Take every line where the string "National" appears and copy it.

• • • •

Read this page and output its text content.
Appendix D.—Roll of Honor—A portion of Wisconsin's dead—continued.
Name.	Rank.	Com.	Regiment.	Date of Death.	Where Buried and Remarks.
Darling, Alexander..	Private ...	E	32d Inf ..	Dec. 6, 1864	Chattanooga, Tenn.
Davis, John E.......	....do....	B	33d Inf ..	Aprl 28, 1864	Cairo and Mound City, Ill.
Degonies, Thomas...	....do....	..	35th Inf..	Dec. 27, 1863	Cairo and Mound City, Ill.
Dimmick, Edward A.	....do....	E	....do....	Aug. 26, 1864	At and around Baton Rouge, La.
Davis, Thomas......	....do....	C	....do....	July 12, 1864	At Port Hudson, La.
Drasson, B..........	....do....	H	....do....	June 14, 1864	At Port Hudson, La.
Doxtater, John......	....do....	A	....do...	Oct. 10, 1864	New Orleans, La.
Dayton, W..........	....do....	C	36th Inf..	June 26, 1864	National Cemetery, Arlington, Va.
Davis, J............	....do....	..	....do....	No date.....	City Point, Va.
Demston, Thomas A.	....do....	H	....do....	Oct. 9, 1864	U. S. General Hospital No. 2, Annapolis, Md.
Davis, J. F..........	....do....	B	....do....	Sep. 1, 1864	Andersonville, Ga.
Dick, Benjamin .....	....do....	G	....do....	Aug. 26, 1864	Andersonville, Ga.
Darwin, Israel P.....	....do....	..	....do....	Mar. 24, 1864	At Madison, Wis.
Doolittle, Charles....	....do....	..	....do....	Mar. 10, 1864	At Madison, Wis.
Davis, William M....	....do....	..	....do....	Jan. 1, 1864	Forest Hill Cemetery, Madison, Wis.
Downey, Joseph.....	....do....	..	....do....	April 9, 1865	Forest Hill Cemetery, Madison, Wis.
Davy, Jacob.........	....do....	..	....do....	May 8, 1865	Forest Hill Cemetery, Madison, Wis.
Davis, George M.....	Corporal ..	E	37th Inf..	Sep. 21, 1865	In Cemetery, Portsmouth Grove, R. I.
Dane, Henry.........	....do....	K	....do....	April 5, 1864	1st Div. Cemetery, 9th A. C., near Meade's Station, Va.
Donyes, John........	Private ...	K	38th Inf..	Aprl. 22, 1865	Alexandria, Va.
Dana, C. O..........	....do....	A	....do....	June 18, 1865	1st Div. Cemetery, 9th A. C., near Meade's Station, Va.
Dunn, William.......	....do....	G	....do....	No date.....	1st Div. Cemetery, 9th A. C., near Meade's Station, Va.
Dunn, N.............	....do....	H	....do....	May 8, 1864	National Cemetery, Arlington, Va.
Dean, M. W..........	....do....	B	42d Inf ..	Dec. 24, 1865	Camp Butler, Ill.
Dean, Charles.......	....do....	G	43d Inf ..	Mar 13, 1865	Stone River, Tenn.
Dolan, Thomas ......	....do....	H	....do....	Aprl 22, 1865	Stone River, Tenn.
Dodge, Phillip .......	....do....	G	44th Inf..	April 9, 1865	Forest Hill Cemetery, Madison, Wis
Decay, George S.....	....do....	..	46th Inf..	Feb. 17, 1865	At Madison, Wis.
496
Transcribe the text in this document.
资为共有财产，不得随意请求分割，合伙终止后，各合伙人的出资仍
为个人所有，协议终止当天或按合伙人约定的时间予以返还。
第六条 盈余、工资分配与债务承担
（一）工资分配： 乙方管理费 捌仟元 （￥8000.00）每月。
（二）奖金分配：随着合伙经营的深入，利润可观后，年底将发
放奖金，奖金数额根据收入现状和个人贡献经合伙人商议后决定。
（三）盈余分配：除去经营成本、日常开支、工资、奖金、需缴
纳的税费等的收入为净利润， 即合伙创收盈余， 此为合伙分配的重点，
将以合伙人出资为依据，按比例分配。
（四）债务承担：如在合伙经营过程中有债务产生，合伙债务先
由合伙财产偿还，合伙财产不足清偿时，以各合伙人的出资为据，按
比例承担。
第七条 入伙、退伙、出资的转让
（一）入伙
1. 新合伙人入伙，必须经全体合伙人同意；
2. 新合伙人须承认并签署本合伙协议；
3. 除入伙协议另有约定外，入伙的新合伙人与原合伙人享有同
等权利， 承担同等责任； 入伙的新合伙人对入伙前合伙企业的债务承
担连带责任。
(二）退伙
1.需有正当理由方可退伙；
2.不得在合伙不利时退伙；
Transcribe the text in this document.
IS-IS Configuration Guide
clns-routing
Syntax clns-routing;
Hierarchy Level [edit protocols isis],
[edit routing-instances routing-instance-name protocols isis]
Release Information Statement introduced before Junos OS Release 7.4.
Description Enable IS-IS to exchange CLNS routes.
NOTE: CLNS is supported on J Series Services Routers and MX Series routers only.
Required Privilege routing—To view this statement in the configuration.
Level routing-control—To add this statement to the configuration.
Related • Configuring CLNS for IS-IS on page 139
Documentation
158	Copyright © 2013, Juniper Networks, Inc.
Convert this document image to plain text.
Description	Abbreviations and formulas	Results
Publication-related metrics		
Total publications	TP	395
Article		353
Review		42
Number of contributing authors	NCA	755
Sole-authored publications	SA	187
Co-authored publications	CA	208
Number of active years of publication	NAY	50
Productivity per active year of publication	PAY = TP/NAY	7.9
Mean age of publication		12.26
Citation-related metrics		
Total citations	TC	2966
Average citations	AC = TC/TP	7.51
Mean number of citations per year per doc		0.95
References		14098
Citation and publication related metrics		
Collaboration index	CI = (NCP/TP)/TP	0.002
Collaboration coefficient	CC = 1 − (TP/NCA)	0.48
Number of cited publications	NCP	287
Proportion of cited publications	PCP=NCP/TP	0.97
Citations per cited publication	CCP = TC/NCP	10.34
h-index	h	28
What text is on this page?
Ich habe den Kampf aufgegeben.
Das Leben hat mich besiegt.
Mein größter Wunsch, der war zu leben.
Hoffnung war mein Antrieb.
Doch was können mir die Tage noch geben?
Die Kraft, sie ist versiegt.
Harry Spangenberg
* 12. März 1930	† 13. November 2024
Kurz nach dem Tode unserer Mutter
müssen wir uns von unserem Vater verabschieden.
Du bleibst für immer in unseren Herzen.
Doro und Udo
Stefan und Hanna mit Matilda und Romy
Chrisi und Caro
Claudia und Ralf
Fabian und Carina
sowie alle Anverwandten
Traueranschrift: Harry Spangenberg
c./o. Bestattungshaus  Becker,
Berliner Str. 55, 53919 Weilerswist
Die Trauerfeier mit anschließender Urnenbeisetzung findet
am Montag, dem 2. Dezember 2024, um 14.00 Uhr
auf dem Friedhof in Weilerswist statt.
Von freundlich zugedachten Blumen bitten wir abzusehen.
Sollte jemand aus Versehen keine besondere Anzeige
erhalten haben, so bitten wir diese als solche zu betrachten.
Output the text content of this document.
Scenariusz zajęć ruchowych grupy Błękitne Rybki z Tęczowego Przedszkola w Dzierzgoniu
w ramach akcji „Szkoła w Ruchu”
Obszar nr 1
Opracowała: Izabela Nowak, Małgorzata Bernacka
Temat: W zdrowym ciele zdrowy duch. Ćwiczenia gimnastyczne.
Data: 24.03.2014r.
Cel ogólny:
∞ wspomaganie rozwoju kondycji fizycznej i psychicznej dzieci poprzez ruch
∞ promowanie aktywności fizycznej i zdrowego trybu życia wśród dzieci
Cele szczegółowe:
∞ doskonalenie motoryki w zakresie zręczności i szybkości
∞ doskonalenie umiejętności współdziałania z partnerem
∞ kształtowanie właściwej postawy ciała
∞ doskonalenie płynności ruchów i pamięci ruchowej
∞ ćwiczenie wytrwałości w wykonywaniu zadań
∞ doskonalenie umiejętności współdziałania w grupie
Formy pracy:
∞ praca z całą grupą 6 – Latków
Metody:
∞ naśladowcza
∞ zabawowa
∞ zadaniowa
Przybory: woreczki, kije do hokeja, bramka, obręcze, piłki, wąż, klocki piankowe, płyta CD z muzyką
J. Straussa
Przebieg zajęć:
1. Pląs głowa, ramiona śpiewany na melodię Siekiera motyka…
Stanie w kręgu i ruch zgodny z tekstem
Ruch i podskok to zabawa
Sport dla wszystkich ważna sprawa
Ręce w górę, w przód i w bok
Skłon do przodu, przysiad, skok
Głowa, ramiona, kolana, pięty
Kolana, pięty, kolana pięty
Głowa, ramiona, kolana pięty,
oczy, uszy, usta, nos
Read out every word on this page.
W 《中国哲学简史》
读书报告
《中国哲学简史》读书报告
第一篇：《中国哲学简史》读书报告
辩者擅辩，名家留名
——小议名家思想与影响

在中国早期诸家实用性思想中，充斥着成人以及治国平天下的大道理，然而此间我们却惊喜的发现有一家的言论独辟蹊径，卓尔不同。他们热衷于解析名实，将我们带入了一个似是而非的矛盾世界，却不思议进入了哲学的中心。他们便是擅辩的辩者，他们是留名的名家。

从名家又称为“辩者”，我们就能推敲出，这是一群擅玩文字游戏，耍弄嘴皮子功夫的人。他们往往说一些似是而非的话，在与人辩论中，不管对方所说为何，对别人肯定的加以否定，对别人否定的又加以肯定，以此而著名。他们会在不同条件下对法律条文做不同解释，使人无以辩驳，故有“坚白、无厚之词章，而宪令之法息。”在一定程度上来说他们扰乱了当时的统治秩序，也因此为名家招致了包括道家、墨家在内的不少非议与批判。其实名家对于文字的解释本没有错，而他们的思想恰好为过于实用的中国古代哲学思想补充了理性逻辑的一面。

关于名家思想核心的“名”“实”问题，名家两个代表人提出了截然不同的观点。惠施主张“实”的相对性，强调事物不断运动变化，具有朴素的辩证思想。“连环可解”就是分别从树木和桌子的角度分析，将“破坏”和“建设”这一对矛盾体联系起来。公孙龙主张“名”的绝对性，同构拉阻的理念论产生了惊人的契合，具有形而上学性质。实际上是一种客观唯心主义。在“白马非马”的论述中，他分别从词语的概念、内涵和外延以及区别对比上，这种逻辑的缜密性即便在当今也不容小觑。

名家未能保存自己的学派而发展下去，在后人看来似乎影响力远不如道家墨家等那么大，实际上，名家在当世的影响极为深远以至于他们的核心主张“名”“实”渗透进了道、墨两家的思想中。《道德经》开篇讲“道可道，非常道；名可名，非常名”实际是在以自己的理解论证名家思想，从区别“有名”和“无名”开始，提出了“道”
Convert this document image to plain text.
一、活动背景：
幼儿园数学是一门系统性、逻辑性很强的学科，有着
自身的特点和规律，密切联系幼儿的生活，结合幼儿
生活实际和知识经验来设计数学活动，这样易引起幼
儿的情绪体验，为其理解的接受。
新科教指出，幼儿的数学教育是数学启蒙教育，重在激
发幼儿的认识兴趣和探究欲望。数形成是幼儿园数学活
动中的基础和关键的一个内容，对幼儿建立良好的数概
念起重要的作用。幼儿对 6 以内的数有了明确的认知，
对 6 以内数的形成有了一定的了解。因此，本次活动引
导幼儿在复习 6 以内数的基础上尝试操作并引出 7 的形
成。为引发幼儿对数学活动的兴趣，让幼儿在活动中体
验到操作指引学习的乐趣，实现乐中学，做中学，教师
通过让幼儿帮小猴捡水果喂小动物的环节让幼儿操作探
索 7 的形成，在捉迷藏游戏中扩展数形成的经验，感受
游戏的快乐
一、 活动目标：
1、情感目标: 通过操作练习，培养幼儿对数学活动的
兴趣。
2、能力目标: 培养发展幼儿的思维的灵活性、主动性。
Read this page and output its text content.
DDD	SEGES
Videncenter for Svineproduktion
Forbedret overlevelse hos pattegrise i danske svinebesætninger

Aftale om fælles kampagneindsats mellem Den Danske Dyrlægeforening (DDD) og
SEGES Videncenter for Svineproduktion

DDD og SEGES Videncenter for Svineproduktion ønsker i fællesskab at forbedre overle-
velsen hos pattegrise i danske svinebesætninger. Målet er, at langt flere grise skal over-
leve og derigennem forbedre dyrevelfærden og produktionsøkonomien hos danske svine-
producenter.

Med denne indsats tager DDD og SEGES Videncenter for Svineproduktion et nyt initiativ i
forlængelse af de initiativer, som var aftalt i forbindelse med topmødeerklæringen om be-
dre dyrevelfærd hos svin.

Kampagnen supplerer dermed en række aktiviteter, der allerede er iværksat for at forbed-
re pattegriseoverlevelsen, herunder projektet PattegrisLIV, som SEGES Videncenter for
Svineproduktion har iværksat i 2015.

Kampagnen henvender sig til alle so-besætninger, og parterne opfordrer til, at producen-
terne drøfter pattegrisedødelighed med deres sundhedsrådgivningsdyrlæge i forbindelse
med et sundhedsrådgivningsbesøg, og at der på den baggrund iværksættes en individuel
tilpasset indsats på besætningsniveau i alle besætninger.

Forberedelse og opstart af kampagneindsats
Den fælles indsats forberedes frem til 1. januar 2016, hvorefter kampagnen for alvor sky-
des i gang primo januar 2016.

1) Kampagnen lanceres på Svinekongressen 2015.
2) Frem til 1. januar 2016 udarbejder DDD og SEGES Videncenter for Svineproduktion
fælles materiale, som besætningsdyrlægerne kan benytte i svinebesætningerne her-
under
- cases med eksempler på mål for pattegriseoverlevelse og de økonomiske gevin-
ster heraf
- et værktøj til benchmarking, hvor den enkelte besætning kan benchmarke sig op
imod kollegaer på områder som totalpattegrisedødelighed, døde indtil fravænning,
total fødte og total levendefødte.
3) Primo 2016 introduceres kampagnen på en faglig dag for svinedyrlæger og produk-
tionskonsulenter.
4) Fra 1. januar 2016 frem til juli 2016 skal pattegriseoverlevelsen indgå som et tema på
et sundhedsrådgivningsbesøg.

• • • •

WRITTEN SOLUTION:
Dayton, W..........	....do....	C	36th Inf..	June 26, 1864	National Cemetery, Arlington, Va.
Dunn, N.............	....do....	H	....do....	May 8, 1864	National Cemetery, Arlington, Va.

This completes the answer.